▶ [What is expected]: Return each entry exactly, omitting nothing.

▶ [Data shown]:
[start]
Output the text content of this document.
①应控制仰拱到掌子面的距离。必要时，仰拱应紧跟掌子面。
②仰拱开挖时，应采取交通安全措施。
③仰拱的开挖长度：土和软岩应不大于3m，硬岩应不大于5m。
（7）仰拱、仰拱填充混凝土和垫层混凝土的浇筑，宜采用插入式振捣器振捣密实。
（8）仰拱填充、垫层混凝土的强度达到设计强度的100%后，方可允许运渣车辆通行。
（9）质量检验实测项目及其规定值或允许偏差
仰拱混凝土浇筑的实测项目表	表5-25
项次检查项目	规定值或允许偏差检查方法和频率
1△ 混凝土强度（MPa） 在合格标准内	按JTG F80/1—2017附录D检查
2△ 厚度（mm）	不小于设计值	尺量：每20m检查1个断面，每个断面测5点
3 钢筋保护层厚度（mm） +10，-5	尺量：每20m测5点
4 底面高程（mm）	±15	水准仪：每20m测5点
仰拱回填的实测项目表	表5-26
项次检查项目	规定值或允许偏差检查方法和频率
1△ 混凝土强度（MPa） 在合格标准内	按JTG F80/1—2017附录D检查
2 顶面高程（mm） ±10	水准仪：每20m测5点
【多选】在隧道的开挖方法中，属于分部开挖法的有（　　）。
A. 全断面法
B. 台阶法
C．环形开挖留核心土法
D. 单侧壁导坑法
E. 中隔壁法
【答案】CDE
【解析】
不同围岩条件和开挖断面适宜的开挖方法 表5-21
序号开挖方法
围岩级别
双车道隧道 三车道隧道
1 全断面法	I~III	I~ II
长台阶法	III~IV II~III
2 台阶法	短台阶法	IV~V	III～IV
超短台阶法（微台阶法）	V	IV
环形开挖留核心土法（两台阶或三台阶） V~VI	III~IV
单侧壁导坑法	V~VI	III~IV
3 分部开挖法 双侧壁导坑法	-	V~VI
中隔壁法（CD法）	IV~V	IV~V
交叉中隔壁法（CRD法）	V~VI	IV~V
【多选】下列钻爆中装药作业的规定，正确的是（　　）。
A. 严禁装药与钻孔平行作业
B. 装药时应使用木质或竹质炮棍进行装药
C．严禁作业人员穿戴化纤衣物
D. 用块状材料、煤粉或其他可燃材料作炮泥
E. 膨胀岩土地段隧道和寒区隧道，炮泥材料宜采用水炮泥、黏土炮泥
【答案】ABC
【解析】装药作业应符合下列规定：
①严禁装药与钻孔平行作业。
[end]
▶ [Worked answer]:
Output the text content of this document.
①应控制仰拱到掌子面的距离。必要时，仰拱应紧跟掌子面。
②仰拱开挖时，应采取交通安全措施。
③仰拱的开挖长度：土和软岩应不大于3m，硬岩应不大于5m。
（7）仰拱、仰拱填充混凝土和垫层混凝土的浇筑，宜采用插入式振捣器振捣密实。
（8）仰拱填充、垫层混凝土的强度达到设计强度的100%后，方可允许运渣车辆通行。
（9）质量检验实测项目及其规定值或允许偏差
仰拱混凝土浇筑的实测项目表	表5-25
项次检查项目	规定值或允许偏差检查方法和频率
1△ 混凝土强度（MPa） 在合格标准内	按JTG F80/1—2017附录D检查
2△ 厚度（mm）	不小于设计值	尺量：每20m检查1个断面，每个断面测5点
3 钢筋保护层厚度（mm） +10，-5	尺量：每20m测5点
4 底面高程（mm）	±15	水准仪：每20m测5点
仰拱回填的实测项目表	表5-26
项次检查项目	规定值或允许偏差检查方法和频率
1△ 混凝土强度（MPa） 在合格标准内	按JTG F80/1—2017附录D检查
2 顶面高程（mm） ±10	水准仪：每20m测5点
【多选】在隧道的开挖方法中，属于分部开挖法的有（　　）。
A. 全断面法
B. 台阶法
C．环形开挖留核心土法
D. 单侧壁导坑法
E. 中隔壁法
【答案】CDE
【解析】
不同围岩条件和开挖断面适宜的开挖方法 表5-21
序号开挖方法
围岩级别
双车道隧道 三车道隧道
1 全断面法	I~III	I~ II
长台阶法	III~IV II~III
2 台阶法	短台阶法	IV~V	III～IV
超短台阶法（微台阶法）	V	IV
环形开挖留核心土法（两台阶或三台阶） V~VI	III~IV
单侧壁导坑法	V~VI	III~IV
3 分部开挖法 双侧壁导坑法	-	V~VI
中隔壁法（CD法）	IV~V	IV~V
交叉中隔壁法（CRD法）	V~VI	IV~V
【多选】下列钻爆中装药作业的规定，正确的是（　　）。
A. 严禁装药与钻孔平行作业
B. 装药时应使用木质或竹质炮棍进行装药
C．严禁作业人员穿戴化纤衣物
D. 用块状材料、煤粉或其他可燃材料作炮泥
E. 膨胀岩土地段隧道和寒区隧道，炮泥材料宜采用水炮泥、黏土炮泥
【答案】ABC
【解析】装药作业应符合下列规定：
①严禁装药与钻孔平行作业。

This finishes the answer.